— start —

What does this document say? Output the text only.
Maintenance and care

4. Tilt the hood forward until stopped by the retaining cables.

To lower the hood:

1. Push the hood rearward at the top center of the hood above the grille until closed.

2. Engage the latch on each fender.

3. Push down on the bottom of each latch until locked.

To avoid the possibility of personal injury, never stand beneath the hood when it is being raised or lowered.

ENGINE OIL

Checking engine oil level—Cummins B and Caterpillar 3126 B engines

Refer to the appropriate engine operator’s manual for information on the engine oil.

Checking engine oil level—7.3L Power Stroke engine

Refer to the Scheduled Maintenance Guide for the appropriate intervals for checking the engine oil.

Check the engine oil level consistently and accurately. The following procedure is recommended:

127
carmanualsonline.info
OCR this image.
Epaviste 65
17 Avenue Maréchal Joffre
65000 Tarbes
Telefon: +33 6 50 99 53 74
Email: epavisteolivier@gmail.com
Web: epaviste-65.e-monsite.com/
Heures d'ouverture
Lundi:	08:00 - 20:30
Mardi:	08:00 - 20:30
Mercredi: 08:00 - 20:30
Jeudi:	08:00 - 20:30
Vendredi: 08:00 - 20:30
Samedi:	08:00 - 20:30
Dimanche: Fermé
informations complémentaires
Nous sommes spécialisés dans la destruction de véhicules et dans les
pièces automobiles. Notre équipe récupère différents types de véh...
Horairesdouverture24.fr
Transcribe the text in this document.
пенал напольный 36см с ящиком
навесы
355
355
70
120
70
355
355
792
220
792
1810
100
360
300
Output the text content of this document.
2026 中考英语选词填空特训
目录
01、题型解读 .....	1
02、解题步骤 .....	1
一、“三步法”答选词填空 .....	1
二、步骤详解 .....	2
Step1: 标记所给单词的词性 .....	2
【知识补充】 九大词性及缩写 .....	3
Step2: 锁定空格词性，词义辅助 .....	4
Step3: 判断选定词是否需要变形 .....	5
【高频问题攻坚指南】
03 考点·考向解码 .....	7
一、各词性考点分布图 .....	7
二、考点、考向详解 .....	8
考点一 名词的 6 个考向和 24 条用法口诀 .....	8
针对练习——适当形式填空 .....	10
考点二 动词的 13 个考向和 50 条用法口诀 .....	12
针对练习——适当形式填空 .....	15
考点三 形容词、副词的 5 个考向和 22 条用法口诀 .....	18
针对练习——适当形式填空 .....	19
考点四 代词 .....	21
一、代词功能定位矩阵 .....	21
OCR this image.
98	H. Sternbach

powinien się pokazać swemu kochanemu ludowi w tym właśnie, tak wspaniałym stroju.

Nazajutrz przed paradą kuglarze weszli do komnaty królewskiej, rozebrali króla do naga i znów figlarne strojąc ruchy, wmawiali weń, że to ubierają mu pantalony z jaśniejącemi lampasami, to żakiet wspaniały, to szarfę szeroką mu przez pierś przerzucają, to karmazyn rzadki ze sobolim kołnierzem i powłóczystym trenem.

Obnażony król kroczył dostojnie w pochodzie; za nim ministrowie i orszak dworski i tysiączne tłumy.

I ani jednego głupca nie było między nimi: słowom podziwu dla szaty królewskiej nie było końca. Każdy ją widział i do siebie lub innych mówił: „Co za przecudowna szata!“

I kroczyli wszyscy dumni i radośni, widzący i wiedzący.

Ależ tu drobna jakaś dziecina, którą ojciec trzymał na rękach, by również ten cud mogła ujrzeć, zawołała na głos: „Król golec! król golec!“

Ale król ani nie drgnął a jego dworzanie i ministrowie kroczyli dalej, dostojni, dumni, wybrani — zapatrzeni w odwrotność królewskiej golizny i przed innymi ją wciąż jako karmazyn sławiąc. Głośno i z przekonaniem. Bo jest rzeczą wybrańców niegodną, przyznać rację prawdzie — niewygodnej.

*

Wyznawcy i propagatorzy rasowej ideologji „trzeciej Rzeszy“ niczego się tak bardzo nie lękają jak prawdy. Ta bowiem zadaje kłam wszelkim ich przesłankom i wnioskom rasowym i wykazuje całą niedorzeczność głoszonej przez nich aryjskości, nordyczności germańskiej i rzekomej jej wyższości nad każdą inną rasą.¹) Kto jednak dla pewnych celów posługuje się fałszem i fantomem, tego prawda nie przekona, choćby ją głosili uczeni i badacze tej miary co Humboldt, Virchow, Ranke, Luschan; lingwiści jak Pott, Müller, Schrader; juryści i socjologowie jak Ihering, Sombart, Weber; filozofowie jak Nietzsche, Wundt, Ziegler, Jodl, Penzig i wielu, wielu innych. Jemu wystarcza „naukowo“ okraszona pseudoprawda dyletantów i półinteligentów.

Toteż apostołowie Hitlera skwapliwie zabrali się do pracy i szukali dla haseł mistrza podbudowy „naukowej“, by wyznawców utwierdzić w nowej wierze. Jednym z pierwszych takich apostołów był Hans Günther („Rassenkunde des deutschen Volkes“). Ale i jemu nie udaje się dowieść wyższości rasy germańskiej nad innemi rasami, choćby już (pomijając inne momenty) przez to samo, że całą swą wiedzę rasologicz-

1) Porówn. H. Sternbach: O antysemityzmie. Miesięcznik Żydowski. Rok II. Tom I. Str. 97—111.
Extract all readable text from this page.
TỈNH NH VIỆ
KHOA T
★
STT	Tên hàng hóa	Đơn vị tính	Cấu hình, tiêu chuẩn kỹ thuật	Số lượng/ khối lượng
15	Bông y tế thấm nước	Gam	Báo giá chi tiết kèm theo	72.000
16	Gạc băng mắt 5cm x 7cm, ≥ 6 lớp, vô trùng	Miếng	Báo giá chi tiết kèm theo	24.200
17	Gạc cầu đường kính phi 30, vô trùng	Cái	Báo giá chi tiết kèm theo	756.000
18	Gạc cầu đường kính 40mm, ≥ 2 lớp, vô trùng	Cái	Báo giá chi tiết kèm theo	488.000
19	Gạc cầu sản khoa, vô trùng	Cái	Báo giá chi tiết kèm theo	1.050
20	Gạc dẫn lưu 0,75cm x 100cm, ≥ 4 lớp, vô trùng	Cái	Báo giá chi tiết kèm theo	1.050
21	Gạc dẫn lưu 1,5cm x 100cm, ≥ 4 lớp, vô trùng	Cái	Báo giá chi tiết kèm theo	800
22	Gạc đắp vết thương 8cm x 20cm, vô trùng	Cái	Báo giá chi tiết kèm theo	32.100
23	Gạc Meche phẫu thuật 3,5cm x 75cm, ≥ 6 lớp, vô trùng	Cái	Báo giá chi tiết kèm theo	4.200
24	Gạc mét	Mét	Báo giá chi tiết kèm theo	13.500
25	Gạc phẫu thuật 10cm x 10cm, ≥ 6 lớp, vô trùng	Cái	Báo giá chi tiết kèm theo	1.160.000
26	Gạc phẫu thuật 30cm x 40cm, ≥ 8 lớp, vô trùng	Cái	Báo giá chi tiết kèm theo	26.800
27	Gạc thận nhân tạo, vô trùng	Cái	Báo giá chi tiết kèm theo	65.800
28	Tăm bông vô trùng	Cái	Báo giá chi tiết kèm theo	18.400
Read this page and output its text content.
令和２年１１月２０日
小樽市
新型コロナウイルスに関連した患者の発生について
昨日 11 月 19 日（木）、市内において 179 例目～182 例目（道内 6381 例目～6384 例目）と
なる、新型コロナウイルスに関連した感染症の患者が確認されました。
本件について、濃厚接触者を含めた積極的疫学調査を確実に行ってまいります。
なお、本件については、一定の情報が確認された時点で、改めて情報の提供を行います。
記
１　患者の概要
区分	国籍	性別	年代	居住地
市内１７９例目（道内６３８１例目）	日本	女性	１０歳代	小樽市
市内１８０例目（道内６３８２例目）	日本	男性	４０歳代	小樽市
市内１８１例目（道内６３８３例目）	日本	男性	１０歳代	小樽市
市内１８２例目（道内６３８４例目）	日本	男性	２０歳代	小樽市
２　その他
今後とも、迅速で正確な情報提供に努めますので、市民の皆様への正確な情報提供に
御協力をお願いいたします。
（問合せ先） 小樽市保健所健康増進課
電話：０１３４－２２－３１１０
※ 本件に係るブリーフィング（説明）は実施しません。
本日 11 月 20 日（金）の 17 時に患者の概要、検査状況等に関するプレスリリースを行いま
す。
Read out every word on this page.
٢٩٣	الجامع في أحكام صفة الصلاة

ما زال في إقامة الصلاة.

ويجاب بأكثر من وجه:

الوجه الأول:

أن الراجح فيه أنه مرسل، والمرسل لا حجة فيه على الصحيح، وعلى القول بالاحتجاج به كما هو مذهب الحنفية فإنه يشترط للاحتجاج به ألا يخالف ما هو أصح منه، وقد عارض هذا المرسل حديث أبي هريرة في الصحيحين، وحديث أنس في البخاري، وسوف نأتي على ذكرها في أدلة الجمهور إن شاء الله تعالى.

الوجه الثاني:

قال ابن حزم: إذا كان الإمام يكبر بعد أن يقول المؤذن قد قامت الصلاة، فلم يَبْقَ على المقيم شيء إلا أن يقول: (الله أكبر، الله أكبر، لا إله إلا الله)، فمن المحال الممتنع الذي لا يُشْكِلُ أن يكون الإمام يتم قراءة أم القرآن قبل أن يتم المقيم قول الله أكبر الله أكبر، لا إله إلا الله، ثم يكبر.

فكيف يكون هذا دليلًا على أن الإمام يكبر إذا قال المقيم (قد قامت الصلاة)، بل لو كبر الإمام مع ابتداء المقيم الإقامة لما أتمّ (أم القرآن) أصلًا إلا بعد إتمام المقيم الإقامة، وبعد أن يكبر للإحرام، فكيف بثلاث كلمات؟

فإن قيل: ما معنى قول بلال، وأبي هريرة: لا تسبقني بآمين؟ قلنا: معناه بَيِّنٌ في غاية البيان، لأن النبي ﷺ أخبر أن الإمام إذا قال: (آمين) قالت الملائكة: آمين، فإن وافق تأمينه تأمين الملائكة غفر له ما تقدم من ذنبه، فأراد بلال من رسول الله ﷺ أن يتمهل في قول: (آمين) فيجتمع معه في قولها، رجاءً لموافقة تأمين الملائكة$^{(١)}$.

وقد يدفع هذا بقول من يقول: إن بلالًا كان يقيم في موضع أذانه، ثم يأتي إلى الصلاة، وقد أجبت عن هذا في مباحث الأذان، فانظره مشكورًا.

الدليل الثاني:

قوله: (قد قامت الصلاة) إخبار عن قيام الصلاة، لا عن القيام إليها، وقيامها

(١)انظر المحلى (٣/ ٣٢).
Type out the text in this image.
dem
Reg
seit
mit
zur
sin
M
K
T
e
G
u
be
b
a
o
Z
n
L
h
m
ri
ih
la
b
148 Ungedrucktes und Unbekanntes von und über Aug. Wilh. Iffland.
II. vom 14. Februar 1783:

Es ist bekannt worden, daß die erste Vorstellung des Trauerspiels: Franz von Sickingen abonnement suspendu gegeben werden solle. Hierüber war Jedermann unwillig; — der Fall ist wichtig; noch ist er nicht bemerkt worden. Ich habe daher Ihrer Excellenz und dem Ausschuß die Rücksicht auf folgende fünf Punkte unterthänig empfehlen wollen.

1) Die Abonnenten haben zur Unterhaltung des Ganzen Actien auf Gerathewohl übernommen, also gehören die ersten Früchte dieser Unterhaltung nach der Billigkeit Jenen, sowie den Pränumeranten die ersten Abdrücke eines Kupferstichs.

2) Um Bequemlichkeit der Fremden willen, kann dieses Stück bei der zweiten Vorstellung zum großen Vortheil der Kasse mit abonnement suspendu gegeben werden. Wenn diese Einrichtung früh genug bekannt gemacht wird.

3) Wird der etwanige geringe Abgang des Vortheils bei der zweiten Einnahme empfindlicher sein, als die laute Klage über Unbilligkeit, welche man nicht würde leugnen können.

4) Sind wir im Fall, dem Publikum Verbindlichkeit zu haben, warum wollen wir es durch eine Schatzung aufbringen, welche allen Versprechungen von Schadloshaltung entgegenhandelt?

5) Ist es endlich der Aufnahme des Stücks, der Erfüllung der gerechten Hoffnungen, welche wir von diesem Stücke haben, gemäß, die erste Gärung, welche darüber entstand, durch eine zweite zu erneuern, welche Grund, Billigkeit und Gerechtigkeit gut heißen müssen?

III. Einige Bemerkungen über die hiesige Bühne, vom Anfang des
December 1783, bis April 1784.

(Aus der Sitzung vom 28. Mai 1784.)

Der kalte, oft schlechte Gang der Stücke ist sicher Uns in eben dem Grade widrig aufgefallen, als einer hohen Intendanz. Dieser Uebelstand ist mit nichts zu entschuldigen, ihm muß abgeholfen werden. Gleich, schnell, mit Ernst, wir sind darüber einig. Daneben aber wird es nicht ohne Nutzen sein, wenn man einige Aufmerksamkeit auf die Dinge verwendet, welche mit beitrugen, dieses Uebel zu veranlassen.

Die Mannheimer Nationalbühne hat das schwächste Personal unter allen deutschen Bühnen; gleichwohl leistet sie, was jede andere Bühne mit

— end —

*Task directions*
The word "القرآن" appears in how many lines of the records? Give the number only.

*Correct answer*
2